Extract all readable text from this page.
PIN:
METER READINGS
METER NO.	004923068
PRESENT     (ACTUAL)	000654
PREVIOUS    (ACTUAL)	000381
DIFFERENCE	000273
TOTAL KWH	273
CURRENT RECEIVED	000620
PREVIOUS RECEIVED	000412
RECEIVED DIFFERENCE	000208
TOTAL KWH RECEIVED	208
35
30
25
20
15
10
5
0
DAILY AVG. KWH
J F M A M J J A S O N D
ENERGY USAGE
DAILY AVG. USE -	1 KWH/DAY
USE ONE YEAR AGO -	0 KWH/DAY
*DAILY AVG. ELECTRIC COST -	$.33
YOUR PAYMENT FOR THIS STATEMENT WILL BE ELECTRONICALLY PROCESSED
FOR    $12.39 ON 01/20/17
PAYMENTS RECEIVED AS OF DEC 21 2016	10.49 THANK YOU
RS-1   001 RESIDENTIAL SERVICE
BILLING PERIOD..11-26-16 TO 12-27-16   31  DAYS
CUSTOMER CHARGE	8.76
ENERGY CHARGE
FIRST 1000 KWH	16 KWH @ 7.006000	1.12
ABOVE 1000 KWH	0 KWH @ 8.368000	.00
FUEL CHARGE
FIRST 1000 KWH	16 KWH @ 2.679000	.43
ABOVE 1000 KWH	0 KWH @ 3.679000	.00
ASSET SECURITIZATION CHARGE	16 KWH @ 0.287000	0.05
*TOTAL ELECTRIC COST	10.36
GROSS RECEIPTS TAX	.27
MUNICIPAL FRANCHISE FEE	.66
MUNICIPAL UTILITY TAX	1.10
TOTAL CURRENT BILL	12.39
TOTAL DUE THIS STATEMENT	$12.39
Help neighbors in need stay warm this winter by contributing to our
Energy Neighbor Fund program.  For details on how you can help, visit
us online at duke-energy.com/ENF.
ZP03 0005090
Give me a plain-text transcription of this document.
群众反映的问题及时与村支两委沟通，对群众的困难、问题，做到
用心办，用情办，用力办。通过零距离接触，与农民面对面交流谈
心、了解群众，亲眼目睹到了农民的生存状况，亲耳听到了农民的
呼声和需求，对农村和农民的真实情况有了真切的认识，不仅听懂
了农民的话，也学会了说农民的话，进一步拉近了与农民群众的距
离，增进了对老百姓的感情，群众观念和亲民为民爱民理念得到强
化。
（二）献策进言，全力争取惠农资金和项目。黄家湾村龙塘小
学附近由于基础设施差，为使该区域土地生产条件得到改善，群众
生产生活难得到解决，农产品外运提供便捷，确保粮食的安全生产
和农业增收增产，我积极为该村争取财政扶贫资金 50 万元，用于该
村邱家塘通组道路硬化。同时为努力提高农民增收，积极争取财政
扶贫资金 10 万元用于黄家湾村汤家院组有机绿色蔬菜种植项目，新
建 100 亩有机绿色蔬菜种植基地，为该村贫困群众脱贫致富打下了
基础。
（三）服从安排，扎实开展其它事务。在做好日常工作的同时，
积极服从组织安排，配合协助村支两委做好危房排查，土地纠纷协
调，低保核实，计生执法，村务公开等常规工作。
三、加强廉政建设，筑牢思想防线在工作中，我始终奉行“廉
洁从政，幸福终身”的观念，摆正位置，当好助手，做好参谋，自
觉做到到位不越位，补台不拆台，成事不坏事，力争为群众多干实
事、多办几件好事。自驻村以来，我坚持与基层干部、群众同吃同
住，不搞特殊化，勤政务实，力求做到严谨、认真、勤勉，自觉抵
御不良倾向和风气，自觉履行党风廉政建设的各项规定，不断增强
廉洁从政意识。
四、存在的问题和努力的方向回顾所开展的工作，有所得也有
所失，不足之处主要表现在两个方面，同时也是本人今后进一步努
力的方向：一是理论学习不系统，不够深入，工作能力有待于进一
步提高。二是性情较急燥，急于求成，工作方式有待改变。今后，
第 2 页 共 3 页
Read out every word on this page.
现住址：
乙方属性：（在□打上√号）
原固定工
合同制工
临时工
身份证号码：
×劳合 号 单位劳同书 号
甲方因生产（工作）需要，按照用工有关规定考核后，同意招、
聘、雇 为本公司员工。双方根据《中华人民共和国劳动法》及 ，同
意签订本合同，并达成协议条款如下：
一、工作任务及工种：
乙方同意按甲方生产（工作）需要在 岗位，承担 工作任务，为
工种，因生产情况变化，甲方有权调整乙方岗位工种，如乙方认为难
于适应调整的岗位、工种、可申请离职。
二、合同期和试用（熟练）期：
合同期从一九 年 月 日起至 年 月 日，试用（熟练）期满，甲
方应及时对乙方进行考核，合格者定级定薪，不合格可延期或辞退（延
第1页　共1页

_ _ _

Stated exercise - Give the complete listing a second time, exactly as it reads.

The completed task -
Extract all readable text from this page.
PIN:
METER READINGS
METER NO.	004923068
PRESENT     (ACTUAL)	000654
PREVIOUS    (ACTUAL)	000381
DIFFERENCE	000273
TOTAL KWH	273
CURRENT RECEIVED	000620
PREVIOUS RECEIVED	000412
RECEIVED DIFFERENCE	000208
TOTAL KWH RECEIVED	208
35
30
25
20
15
10
5
0
DAILY AVG. KWH
J F M A M J J A S O N D
ENERGY USAGE
DAILY AVG. USE -	1 KWH/DAY
USE ONE YEAR AGO -	0 KWH/DAY
*DAILY AVG. ELECTRIC COST -	$.33
YOUR PAYMENT FOR THIS STATEMENT WILL BE ELECTRONICALLY PROCESSED
FOR    $12.39 ON 01/20/17
PAYMENTS RECEIVED AS OF DEC 21 2016	10.49 THANK YOU
RS-1   001 RESIDENTIAL SERVICE
BILLING PERIOD..11-26-16 TO 12-27-16   31  DAYS
CUSTOMER CHARGE	8.76
ENERGY CHARGE
FIRST 1000 KWH	16 KWH @ 7.006000	1.12
ABOVE 1000 KWH	0 KWH @ 8.368000	.00
FUEL CHARGE
FIRST 1000 KWH	16 KWH @ 2.679000	.43
ABOVE 1000 KWH	0 KWH @ 3.679000	.00
ASSET SECURITIZATION CHARGE	16 KWH @ 0.287000	0.05
*TOTAL ELECTRIC COST	10.36
GROSS RECEIPTS TAX	.27
MUNICIPAL FRANCHISE FEE	.66
MUNICIPAL UTILITY TAX	1.10
TOTAL CURRENT BILL	12.39
TOTAL DUE THIS STATEMENT	$12.39
Help neighbors in need stay warm this winter by contributing to our
Energy Neighbor Fund program.  For details on how you can help, visit
us online at duke-energy.com/ENF.
ZP03 0005090
Give me a plain-text transcription of this document.
群众反映的问题及时与村支两委沟通，对群众的困难、问题，做到
用心办，用情办，用力办。通过零距离接触，与农民面对面交流谈
心、了解群众，亲眼目睹到了农民的生存状况，亲耳听到了农民的
呼声和需求，对农村和农民的真实情况有了真切的认识，不仅听懂
了农民的话，也学会了说农民的话，进一步拉近了与农民群众的距
离，增进了对老百姓的感情，群众观念和亲民为民爱民理念得到强
化。
（二）献策进言，全力争取惠农资金和项目。黄家湾村龙塘小
学附近由于基础设施差，为使该区域土地生产条件得到改善，群众
生产生活难得到解决，农产品外运提供便捷，确保粮食的安全生产
和农业增收增产，我积极为该村争取财政扶贫资金 50 万元，用于该
村邱家塘通组道路硬化。同时为努力提高农民增收，积极争取财政
扶贫资金 10 万元用于黄家湾村汤家院组有机绿色蔬菜种植项目，新
建 100 亩有机绿色蔬菜种植基地，为该村贫困群众脱贫致富打下了
基础。
（三）服从安排，扎实开展其它事务。在做好日常工作的同时，
积极服从组织安排，配合协助村支两委做好危房排查，土地纠纷协
调，低保核实，计生执法，村务公开等常规工作。
三、加强廉政建设，筑牢思想防线在工作中，我始终奉行“廉
洁从政，幸福终身”的观念，摆正位置，当好助手，做好参谋，自
觉做到到位不越位，补台不拆台，成事不坏事，力争为群众多干实
事、多办几件好事。自驻村以来，我坚持与基层干部、群众同吃同
住，不搞特殊化，勤政务实，力求做到严谨、认真、勤勉，自觉抵
御不良倾向和风气，自觉履行党风廉政建设的各项规定，不断增强
廉洁从政意识。
四、存在的问题和努力的方向回顾所开展的工作，有所得也有
所失，不足之处主要表现在两个方面，同时也是本人今后进一步努
力的方向：一是理论学习不系统，不够深入，工作能力有待于进一
步提高。二是性情较急燥，急于求成，工作方式有待改变。今后，
第 2 页 共 3 页
Read out every word on this page.
现住址：
乙方属性：（在□打上√号）
原固定工
合同制工
临时工
身份证号码：
×劳合 号 单位劳同书 号
甲方因生产（工作）需要，按照用工有关规定考核后，同意招、
聘、雇 为本公司员工。双方根据《中华人民共和国劳动法》及 ，同
意签订本合同，并达成协议条款如下：
一、工作任务及工种：
乙方同意按甲方生产（工作）需要在 岗位，承担 工作任务，为
工种，因生产情况变化，甲方有权调整乙方岗位工种，如乙方认为难
于适应调整的岗位、工种、可申请离职。
二、合同期和试用（熟练）期：
合同期从一九 年 月 日起至 年 月 日，试用（熟练）期满，甲
方应及时对乙方进行考核，合格者定级定薪，不合格可延期或辞退（延
第1页　共1页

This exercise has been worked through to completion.